What you have to do - Scan the material below for the string "رفعه", and copy every line where it shows up.
↓
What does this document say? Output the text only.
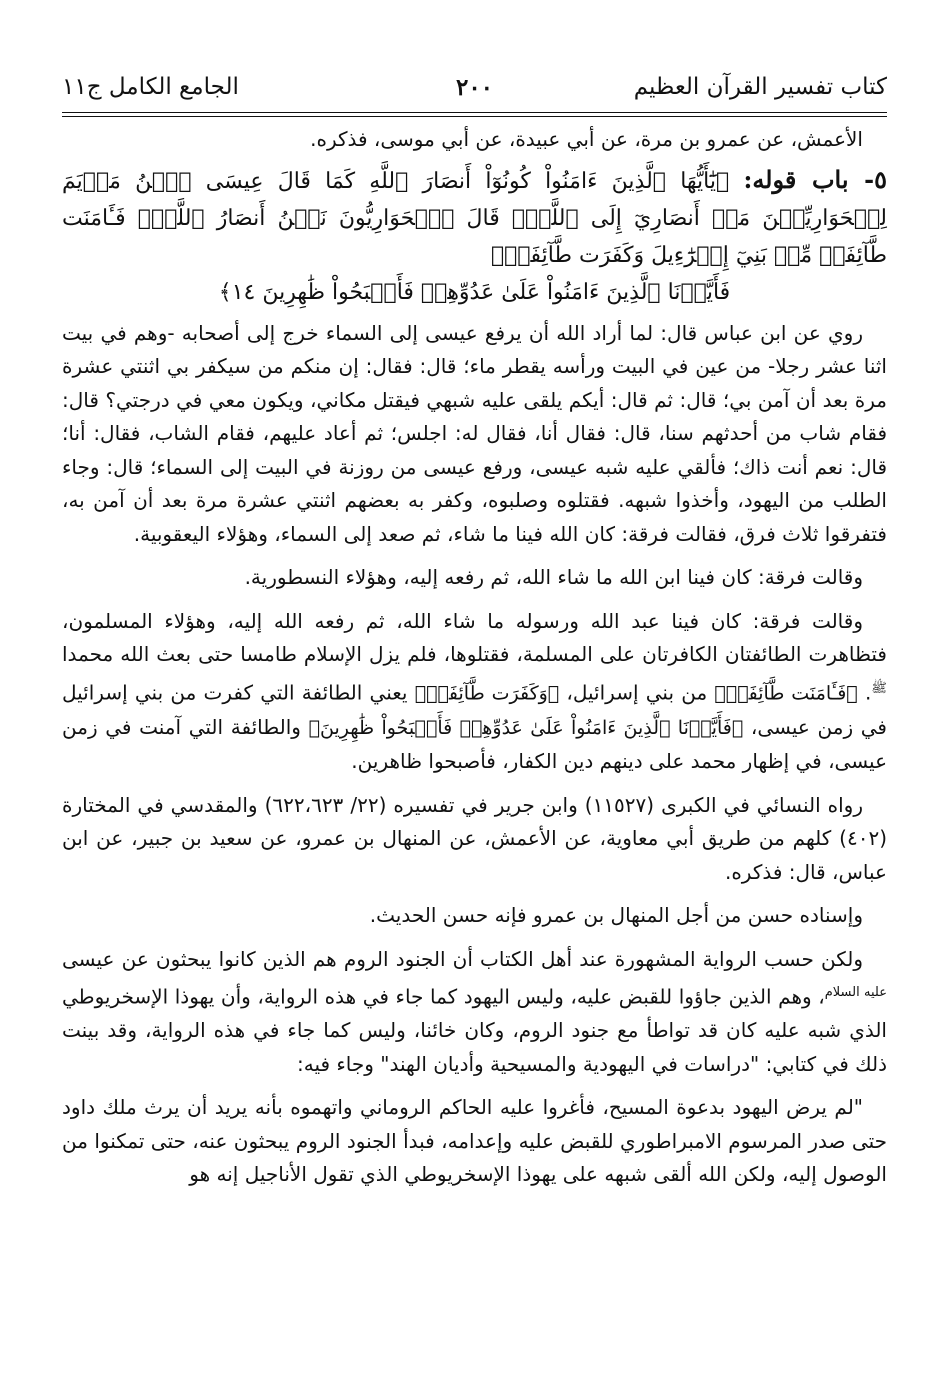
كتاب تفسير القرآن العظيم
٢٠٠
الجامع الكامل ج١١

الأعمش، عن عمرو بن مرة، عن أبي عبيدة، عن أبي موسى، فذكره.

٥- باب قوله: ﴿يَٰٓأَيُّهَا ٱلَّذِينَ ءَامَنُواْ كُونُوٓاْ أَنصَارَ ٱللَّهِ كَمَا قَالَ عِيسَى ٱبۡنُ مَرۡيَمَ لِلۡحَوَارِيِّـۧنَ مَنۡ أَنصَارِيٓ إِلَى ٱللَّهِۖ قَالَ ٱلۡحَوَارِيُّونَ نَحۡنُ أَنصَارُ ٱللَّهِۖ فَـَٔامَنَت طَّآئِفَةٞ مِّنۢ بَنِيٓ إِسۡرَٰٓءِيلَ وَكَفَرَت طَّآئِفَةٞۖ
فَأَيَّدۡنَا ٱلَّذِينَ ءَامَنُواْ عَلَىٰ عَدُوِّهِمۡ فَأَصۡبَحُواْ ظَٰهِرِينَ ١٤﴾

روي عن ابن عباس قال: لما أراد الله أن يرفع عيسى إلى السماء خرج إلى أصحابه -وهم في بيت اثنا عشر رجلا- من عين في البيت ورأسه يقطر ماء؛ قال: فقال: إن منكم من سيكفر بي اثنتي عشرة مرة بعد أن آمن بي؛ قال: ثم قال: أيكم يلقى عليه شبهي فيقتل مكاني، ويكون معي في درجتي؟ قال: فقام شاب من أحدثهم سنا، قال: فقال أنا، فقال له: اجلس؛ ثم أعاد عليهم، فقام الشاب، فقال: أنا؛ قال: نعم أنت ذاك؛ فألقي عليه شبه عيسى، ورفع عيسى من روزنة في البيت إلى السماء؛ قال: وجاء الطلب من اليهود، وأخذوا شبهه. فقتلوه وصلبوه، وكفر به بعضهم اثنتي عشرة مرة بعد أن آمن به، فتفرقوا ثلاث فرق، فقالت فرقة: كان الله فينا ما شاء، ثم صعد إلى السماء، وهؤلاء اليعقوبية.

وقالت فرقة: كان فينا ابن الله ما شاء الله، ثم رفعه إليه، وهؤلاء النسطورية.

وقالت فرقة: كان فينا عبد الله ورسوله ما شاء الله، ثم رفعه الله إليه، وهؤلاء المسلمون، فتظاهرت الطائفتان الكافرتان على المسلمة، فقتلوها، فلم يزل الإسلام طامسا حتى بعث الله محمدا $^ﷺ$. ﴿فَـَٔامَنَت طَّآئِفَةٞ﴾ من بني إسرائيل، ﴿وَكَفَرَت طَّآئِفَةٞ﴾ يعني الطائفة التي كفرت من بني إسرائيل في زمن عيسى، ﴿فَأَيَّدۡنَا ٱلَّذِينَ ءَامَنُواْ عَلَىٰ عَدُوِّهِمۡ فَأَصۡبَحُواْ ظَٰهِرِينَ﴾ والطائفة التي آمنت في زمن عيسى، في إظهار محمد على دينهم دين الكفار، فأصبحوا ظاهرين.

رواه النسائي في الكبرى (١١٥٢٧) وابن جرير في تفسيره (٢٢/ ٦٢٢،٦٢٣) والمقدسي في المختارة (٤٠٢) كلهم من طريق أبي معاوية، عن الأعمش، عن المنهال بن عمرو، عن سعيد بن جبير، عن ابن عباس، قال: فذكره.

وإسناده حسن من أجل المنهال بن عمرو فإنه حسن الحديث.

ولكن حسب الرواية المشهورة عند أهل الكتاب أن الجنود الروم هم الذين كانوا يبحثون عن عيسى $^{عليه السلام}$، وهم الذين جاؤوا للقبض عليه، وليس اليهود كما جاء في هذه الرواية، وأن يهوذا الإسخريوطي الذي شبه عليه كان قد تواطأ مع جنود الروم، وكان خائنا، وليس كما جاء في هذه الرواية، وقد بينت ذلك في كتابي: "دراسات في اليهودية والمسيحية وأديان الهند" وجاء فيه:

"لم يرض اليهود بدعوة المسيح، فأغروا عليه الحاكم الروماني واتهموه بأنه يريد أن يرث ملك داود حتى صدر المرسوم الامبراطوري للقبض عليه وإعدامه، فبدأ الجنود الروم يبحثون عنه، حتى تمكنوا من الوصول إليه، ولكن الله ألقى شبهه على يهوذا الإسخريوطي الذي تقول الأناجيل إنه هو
↑
Result below -
وقالت فرقة: كان فينا ابن الله ما شاء الله، ثم رفعه إليه، وهؤلاء النسطورية.
وقالت فرقة: كان فينا عبد الله ورسوله ما شاء الله، ثم رفعه الله إليه، وهؤلاء المسلمون، فتظاهرت الطائفتان الكافرتان على المسلمة، فقتلوها، فلم يزل الإسلام طامسا حتى بعث الله محمدا $^ﷺ$. ﴿فَـَٔامَنَت طَّآئِفَةٞ﴾ من بني إسرائيل، ﴿وَكَفَرَت طَّآئِفَةٞ﴾ يعني الطائفة التي كفرت من بني إسرائيل في زمن عيسى، ﴿فَأَيَّدۡنَا ٱلَّذِينَ ءَامَنُواْ عَلَىٰ عَدُوِّهِمۡ فَأَصۡبَحُواْ ظَٰهِرِينَ﴾ والطائفة التي آمنت في زمن عيسى، في إظهار محمد على دينهم دين الكفار، فأصبحوا ظاهرين.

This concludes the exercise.